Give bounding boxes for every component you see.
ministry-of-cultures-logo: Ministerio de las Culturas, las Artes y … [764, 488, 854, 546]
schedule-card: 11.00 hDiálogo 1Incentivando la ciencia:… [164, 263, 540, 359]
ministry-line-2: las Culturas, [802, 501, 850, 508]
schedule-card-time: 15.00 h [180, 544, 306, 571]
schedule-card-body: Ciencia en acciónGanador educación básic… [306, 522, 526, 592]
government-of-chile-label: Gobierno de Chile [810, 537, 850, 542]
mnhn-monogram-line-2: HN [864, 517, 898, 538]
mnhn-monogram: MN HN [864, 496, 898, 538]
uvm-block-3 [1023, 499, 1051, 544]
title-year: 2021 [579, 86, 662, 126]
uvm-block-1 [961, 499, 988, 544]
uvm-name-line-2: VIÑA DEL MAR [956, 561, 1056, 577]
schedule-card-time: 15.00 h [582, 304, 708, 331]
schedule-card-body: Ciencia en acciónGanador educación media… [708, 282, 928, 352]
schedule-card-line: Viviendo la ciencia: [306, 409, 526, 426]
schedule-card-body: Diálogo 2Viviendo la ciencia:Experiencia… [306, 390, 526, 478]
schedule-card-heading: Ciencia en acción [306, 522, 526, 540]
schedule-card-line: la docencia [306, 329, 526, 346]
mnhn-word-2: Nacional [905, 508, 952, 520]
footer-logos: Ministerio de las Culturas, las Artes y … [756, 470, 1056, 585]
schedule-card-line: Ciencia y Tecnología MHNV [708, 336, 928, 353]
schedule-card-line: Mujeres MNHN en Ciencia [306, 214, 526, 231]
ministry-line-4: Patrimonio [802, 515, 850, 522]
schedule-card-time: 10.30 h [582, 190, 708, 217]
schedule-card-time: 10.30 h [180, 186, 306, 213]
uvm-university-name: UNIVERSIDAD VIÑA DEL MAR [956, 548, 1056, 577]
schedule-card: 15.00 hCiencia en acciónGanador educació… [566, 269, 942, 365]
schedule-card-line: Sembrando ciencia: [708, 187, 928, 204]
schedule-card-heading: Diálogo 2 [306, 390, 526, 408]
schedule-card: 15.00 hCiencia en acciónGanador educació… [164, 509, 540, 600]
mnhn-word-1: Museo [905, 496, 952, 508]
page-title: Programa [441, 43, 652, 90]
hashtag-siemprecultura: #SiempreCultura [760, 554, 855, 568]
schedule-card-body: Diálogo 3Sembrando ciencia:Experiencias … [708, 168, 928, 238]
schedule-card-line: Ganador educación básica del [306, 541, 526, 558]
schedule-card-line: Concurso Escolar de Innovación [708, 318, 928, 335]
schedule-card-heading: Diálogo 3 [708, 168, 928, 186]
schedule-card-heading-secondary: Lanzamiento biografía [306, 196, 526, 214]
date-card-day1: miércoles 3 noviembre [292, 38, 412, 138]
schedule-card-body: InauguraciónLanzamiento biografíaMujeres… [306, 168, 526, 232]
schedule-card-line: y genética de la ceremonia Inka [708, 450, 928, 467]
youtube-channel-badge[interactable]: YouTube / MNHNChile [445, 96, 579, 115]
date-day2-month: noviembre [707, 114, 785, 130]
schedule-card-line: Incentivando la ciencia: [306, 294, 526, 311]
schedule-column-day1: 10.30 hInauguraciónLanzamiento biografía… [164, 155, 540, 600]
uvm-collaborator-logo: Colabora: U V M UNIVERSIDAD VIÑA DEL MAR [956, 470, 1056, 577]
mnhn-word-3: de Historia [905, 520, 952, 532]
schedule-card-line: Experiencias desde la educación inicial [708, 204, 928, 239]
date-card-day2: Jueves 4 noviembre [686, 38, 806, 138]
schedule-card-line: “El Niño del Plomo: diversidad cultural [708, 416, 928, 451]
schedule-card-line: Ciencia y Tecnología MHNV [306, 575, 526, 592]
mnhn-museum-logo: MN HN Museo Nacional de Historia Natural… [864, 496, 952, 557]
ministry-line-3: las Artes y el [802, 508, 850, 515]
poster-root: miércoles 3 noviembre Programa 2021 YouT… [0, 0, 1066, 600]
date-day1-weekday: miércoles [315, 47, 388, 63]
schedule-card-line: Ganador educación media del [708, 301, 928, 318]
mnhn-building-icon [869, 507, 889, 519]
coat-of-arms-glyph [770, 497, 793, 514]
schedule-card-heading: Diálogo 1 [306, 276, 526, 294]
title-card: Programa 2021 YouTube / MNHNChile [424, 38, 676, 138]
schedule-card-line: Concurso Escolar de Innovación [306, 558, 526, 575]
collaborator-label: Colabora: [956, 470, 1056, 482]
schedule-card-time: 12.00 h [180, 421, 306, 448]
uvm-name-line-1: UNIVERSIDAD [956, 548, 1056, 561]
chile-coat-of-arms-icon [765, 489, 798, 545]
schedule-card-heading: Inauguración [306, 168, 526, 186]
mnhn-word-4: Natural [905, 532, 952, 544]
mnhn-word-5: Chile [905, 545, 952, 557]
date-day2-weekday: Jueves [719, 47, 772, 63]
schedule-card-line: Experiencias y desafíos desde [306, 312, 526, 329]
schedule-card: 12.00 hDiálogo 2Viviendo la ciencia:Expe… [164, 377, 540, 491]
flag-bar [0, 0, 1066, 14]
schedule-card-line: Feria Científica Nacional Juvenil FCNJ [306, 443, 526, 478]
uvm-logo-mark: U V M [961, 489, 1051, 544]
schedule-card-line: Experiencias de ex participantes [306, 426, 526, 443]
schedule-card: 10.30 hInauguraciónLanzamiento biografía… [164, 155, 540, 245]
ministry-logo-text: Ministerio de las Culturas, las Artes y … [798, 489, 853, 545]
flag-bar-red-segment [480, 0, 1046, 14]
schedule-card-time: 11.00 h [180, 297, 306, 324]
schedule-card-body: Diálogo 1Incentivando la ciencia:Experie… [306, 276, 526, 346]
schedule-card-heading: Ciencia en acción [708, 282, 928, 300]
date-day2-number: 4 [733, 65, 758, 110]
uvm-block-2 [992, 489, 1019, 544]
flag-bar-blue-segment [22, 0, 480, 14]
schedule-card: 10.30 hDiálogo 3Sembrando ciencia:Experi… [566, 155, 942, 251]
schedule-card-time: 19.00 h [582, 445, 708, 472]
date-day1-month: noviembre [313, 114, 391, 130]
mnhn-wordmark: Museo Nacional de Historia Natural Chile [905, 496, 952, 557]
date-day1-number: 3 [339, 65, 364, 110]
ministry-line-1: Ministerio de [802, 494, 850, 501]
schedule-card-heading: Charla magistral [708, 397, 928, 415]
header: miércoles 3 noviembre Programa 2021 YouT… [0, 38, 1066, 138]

+ + + + + + +

• Challenge:
Reproduce each of the rows above word for word.

• The response:
Give bounding boxes for every component you see.
ministry-of-cultures-logo: Ministerio de las Culturas, las Artes y … [764, 488, 854, 546]
schedule-card: 11.00 hDiálogo 1Incentivando la ciencia:… [164, 263, 540, 359]
ministry-line-2: las Culturas, [802, 501, 850, 508]
schedule-card-time: 15.00 h [180, 544, 306, 571]
schedule-card-body: Ciencia en acciónGanador educación básic… [306, 522, 526, 592]
government-of-chile-label: Gobierno de Chile [810, 537, 850, 542]
mnhn-monogram-line-2: HN [864, 517, 898, 538]
mnhn-monogram: MN HN [864, 496, 898, 538]
uvm-block-3 [1023, 499, 1051, 544]
title-year: 2021 [579, 86, 662, 126]
uvm-block-1 [961, 499, 988, 544]
uvm-name-line-2: VIÑA DEL MAR [956, 561, 1056, 577]
schedule-card-time: 15.00 h [582, 304, 708, 331]
schedule-card-body: Ciencia en acciónGanador educación media… [708, 282, 928, 352]
schedule-card-line: Viviendo la ciencia: [306, 409, 526, 426]
schedule-card-body: Diálogo 2Viviendo la ciencia:Experiencia… [306, 390, 526, 478]
schedule-card-heading: Ciencia en acción [306, 522, 526, 540]
schedule-card-line: la docencia [306, 329, 526, 346]
mnhn-word-2: Nacional [905, 508, 952, 520]
footer-logos: Ministerio de las Culturas, las Artes y … [756, 470, 1056, 585]
schedule-card-line: Ciencia y Tecnología MHNV [708, 336, 928, 353]
schedule-card-line: Mujeres MNHN en Ciencia [306, 214, 526, 231]
ministry-line-4: Patrimonio [802, 515, 850, 522]
schedule-card-time: 10.30 h [582, 190, 708, 217]
schedule-card-time: 10.30 h [180, 186, 306, 213]
uvm-university-name: UNIVERSIDAD VIÑA DEL MAR [956, 548, 1056, 577]
schedule-card: 15.00 hCiencia en acciónGanador educació… [566, 269, 942, 365]
schedule-card-line: Sembrando ciencia: [708, 187, 928, 204]
schedule-card-heading: Diálogo 2 [306, 390, 526, 408]
schedule-card: 15.00 hCiencia en acciónGanador educació… [164, 509, 540, 600]
mnhn-word-1: Museo [905, 496, 952, 508]
page-title: Programa [441, 43, 652, 90]
hashtag-siemprecultura: #SiempreCultura [760, 554, 855, 568]
schedule-card-body: Diálogo 3Sembrando ciencia:Experiencias … [708, 168, 928, 238]
schedule-card-line: Ganador educación básica del [306, 541, 526, 558]
schedule-card-line: Concurso Escolar de Innovación [708, 318, 928, 335]
schedule-card-heading: Diálogo 3 [708, 168, 928, 186]
schedule-card-heading-secondary: Lanzamiento biografía [306, 196, 526, 214]
date-card-day1: miércoles 3 noviembre [292, 38, 412, 138]
schedule-card-body: InauguraciónLanzamiento biografíaMujeres… [306, 168, 526, 232]
schedule-card-line: y genética de la ceremonia Inka [708, 450, 928, 467]
youtube-channel-badge[interactable]: YouTube / MNHNChile [445, 96, 579, 115]
date-day2-month: noviembre [707, 114, 785, 130]
schedule-card-line: Incentivando la ciencia: [306, 294, 526, 311]
schedule-column-day1: 10.30 hInauguraciónLanzamiento biografía… [164, 155, 540, 600]
uvm-collaborator-logo: Colabora: U V M UNIVERSIDAD VIÑA DEL MAR [956, 470, 1056, 577]
mnhn-word-3: de Historia [905, 520, 952, 532]
schedule-card-line: Experiencias desde la educación inicial [708, 204, 928, 239]
date-card-day2: Jueves 4 noviembre [686, 38, 806, 138]
schedule-card-line: “El Niño del Plomo: diversidad cultural [708, 416, 928, 451]
schedule-card-line: Ciencia y Tecnología MHNV [306, 575, 526, 592]
mnhn-museum-logo: MN HN Museo Nacional de Historia Natural… [864, 496, 952, 557]
ministry-line-3: las Artes y el [802, 508, 850, 515]
poster-root: miércoles 3 noviembre Programa 2021 YouT… [0, 0, 1066, 600]
date-day1-weekday: miércoles [315, 47, 388, 63]
schedule-card-line: Ganador educación media del [708, 301, 928, 318]
mnhn-building-icon [869, 507, 889, 519]
coat-of-arms-glyph [770, 497, 793, 514]
schedule-card-heading: Diálogo 1 [306, 276, 526, 294]
title-card: Programa 2021 YouTube / MNHNChile [424, 38, 676, 138]
schedule-card-line: Concurso Escolar de Innovación [306, 558, 526, 575]
collaborator-label: Colabora: [956, 470, 1056, 482]
schedule-card-time: 12.00 h [180, 421, 306, 448]
uvm-name-line-1: UNIVERSIDAD [956, 548, 1056, 561]
chile-coat-of-arms-icon [765, 489, 798, 545]
schedule-card-heading: Inauguración [306, 168, 526, 186]
mnhn-word-4: Natural [905, 532, 952, 544]
mnhn-word-5: Chile [905, 545, 952, 557]
date-day2-weekday: Jueves [719, 47, 772, 63]
schedule-card-line: Experiencias y desafíos desde [306, 312, 526, 329]
schedule-card: 12.00 hDiálogo 2Viviendo la ciencia:Expe… [164, 377, 540, 491]
flag-bar [0, 0, 1066, 14]
schedule-card-line: Feria Científica Nacional Juvenil FCNJ [306, 443, 526, 478]
uvm-logo-mark: U V M [961, 489, 1051, 544]
schedule-card-line: Experiencias de ex participantes [306, 426, 526, 443]
schedule-card: 10.30 hInauguraciónLanzamiento biografía… [164, 155, 540, 245]
ministry-logo-text: Ministerio de las Culturas, las Artes y … [798, 489, 853, 545]
flag-bar-red-segment [480, 0, 1046, 14]
schedule-card-time: 11.00 h [180, 297, 306, 324]
schedule-card-body: Diálogo 1Incentivando la ciencia:Experie… [306, 276, 526, 346]
schedule-card-heading: Ciencia en acción [708, 282, 928, 300]
date-day2-number: 4 [733, 65, 758, 110]
uvm-block-2 [992, 489, 1019, 544]
flag-bar-blue-segment [22, 0, 480, 14]
schedule-card: 10.30 hDiálogo 3Sembrando ciencia:Experi… [566, 155, 942, 251]
schedule-card-time: 19.00 h [582, 445, 708, 472]
date-day1-month: noviembre [313, 114, 391, 130]
mnhn-wordmark: Museo Nacional de Historia Natural Chile [905, 496, 952, 557]
date-day1-number: 3 [339, 65, 364, 110]
ministry-line-1: Ministerio de [802, 494, 850, 501]
schedule-card-heading: Charla magistral [708, 397, 928, 415]
header: miércoles 3 noviembre Programa 2021 YouT… [0, 38, 1066, 138]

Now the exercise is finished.